▶ [Do this]: Provide the records once more, identical to the original.

▶ [Material provided]:
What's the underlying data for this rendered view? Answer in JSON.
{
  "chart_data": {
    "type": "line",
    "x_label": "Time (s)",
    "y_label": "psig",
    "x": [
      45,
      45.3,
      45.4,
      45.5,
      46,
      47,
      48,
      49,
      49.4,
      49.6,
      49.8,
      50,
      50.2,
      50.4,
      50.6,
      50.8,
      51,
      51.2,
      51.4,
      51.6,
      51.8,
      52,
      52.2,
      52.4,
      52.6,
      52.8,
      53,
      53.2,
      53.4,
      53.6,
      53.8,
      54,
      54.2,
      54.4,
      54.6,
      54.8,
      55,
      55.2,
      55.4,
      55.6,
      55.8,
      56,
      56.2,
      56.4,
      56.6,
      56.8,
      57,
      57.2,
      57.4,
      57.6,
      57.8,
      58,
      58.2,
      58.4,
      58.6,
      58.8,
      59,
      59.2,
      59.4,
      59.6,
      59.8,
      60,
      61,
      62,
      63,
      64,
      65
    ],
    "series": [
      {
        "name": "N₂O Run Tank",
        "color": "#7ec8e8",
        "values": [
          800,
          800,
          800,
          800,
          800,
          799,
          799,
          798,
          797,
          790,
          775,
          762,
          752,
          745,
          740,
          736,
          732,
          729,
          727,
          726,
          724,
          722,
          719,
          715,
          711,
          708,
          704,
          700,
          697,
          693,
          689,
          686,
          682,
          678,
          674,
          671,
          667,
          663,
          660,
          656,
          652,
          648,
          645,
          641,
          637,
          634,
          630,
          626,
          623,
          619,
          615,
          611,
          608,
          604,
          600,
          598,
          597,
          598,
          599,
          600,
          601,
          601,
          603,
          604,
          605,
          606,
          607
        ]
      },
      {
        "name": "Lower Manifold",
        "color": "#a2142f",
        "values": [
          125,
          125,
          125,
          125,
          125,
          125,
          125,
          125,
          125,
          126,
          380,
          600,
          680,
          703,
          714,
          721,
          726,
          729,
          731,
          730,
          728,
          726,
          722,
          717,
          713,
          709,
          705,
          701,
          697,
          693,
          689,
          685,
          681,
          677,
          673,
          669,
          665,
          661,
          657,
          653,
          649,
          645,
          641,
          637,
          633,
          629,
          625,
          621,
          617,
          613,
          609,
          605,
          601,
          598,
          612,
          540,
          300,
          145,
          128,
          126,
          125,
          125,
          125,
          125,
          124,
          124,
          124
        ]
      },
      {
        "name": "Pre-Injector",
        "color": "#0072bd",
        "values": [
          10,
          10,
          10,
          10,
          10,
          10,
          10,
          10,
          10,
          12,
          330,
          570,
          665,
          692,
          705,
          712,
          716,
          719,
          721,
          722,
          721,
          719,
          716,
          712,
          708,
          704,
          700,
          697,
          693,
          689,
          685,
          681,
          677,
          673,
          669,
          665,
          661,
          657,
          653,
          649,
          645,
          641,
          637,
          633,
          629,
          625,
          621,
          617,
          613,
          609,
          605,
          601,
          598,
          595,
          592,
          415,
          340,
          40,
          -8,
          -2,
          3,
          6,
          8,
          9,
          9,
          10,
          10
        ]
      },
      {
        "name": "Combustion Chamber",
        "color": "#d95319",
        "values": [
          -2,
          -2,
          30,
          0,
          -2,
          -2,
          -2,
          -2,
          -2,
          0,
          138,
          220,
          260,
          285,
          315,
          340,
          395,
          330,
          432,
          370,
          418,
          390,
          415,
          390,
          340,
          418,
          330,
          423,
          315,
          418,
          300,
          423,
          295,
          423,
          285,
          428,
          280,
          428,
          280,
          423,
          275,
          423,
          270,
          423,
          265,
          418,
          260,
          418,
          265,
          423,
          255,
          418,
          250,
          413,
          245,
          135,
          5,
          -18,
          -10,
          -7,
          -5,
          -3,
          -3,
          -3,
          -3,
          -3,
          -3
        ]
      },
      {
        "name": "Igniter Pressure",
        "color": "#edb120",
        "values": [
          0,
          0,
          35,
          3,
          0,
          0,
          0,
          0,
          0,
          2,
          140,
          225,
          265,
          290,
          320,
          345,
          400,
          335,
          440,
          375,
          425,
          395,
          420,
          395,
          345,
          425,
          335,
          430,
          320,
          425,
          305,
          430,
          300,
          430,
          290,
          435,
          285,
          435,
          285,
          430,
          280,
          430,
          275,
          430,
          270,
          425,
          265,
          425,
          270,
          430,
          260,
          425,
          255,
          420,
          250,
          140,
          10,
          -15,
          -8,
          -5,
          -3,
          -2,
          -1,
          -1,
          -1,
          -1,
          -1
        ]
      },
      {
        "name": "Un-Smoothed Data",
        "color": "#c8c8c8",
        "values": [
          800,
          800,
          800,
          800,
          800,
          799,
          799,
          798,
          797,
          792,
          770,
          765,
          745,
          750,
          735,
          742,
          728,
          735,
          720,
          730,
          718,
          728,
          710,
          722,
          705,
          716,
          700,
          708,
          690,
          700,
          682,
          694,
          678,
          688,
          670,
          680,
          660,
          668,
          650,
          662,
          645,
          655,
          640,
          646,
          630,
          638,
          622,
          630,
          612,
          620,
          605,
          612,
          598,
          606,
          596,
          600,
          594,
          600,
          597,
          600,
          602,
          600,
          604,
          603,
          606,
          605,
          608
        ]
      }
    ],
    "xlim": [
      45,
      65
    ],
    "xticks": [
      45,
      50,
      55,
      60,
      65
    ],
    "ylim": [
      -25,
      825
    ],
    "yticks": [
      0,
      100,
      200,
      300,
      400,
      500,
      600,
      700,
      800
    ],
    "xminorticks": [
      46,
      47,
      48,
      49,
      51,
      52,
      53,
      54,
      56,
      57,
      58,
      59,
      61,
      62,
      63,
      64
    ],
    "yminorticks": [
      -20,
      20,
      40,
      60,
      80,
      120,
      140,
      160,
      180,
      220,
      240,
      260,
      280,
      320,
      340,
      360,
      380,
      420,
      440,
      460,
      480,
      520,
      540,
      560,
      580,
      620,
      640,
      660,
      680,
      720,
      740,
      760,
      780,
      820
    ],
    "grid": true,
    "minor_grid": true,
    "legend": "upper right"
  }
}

▶ [Correct answer]:
What's the underlying data for this rendered view? Answer in JSON.
{
  "chart_data": {
    "type": "line",
    "x_label": "Time (s)",
    "y_label": "psig",
    "x": [
      45,
      45.3,
      45.4,
      45.5,
      46,
      47,
      48,
      49,
      49.4,
      49.6,
      49.8,
      50,
      50.2,
      50.4,
      50.6,
      50.8,
      51,
      51.2,
      51.4,
      51.6,
      51.8,
      52,
      52.2,
      52.4,
      52.6,
      52.8,
      53,
      53.2,
      53.4,
      53.6,
      53.8,
      54,
      54.2,
      54.4,
      54.6,
      54.8,
      55,
      55.2,
      55.4,
      55.6,
      55.8,
      56,
      56.2,
      56.4,
      56.6,
      56.8,
      57,
      57.2,
      57.4,
      57.6,
      57.8,
      58,
      58.2,
      58.4,
      58.6,
      58.8,
      59,
      59.2,
      59.4,
      59.6,
      59.8,
      60,
      61,
      62,
      63,
      64,
      65
    ],
    "series": [
      {
        "name": "N₂O Run Tank",
        "color": "#7ec8e8",
        "values": [
          800,
          800,
          800,
          800,
          800,
          799,
          799,
          798,
          797,
          790,
          775,
          762,
          752,
          745,
          740,
          736,
          732,
          729,
          727,
          726,
          724,
          722,
          719,
          715,
          711,
          708,
          704,
          700,
          697,
          693,
          689,
          686,
          682,
          678,
          674,
          671,
          667,
          663,
          660,
          656,
          652,
          648,
          645,
          641,
          637,
          634,
          630,
          626,
          623,
          619,
          615,
          611,
          608,
          604,
          600,
          598,
          597,
          598,
          599,
          600,
          601,
          601,
          603,
          604,
          605,
          606,
          607
        ]
      },
      {
        "name": "Lower Manifold",
        "color": "#a2142f",
        "values": [
          125,
          125,
          125,
          125,
          125,
          125,
          125,
          125,
          125,
          126,
          380,
          600,
          680,
          703,
          714,
          721,
          726,
          729,
          731,
          730,
          728,
          726,
          722,
          717,
          713,
          709,
          705,
          701,
          697,
          693,
          689,
          685,
          681,
          677,
          673,
          669,
          665,
          661,
          657,
          653,
          649,
          645,
          641,
          637,
          633,
          629,
          625,
          621,
          617,
          613,
          609,
          605,
          601,
          598,
          612,
          540,
          300,
          145,
          128,
          126,
          125,
          125,
          125,
          125,
          124,
          124,
          124
        ]
      },
      {
        "name": "Pre-Injector",
        "color": "#0072bd",
        "values": [
          10,
          10,
          10,
          10,
          10,
          10,
          10,
          10,
          10,
          12,
          330,
          570,
          665,
          692,
          705,
          712,
          716,
          719,
          721,
          722,
          721,
          719,
          716,
          712,
          708,
          704,
          700,
          697,
          693,
          689,
          685,
          681,
          677,
          673,
          669,
          665,
          661,
          657,
          653,
          649,
          645,
          641,
          637,
          633,
          629,
          625,
          621,
          617,
          613,
          609,
          605,
          601,
          598,
          595,
          592,
          415,
          340,
          40,
          -8,
          -2,
          3,
          6,
          8,
          9,
          9,
          10,
          10
        ]
      },
      {
        "name": "Combustion Chamber",
        "color": "#d95319",
        "values": [
          -2,
          -2,
          30,
          0,
          -2,
          -2,
          -2,
          -2,
          -2,
          0,
          138,
          220,
          260,
          285,
          315,
          340,
          395,
          330,
          432,
          370,
          418,
          390,
          415,
          390,
          340,
          418,
          330,
          423,
          315,
          418,
          300,
          423,
          295,
          423,
          285,
          428,
          280,
          428,
          280,
          423,
          275,
          423,
          270,
          423,
          265,
          418,
          260,
          418,
          265,
          423,
          255,
          418,
          250,
          413,
          245,
          135,
          5,
          -18,
          -10,
          -7,
          -5,
          -3,
          -3,
          -3,
          -3,
          -3,
          -3
        ]
      },
      {
        "name": "Igniter Pressure",
        "color": "#edb120",
        "values": [
          0,
          0,
          35,
          3,
          0,
          0,
          0,
          0,
          0,
          2,
          140,
          225,
          265,
          290,
          320,
          345,
          400,
          335,
          440,
          375,
          425,
          395,
          420,
          395,
          345,
          425,
          335,
          430,
          320,
          425,
          305,
          430,
          300,
          430,
          290,
          435,
          285,
          435,
          285,
          430,
          280,
          430,
          275,
          430,
          270,
          425,
          265,
          425,
          270,
          430,
          260,
          425,
          255,
          420,
          250,
          140,
          10,
          -15,
          -8,
          -5,
          -3,
          -2,
          -1,
          -1,
          -1,
          -1,
          -1
        ]
      },
      {
        "name": "Un-Smoothed Data",
        "color": "#c8c8c8",
        "values": [
          800,
          800,
          800,
          800,
          800,
          799,
          799,
          798,
          797,
          792,
          770,
          765,
          745,
          750,
          735,
          742,
          728,
          735,
          720,
          730,
          718,
          728,
          710,
          722,
          705,
          716,
          700,
          708,
          690,
          700,
          682,
          694,
          678,
          688,
          670,
          680,
          660,
          668,
          650,
          662,
          645,
          655,
          640,
          646,
          630,
          638,
          622,
          630,
          612,
          620,
          605,
          612,
          598,
          606,
          596,
          600,
          594,
          600,
          597,
          600,
          602,
          600,
          604,
          603,
          606,
          605,
          608
        ]
      }
    ],
    "xlim": [
      45,
      65
    ],
    "xticks": [
      45,
      50,
      55,
      60,
      65
    ],
    "ylim": [
      -25,
      825
    ],
    "yticks": [
      0,
      100,
      200,
      300,
      400,
      500,
      600,
      700,
      800
    ],
    "xminorticks": [
      46,
      47,
      48,
      49,
      51,
      52,
      53,
      54,
      56,
      57,
      58,
      59,
      61,
      62,
      63,
      64
    ],
    "yminorticks": [
      -20,
      20,
      40,
      60,
      80,
      120,
      140,
      160,
      180,
      220,
      240,
      260,
      280,
      320,
      340,
      360,
      380,
      420,
      440,
      460,
      480,
      520,
      540,
      560,
      580,
      620,
      640,
      660,
      680,
      720,
      740,
      760,
      780,
      820
    ],
    "grid": true,
    "minor_grid": true,
    "legend": "upper right"
  }
}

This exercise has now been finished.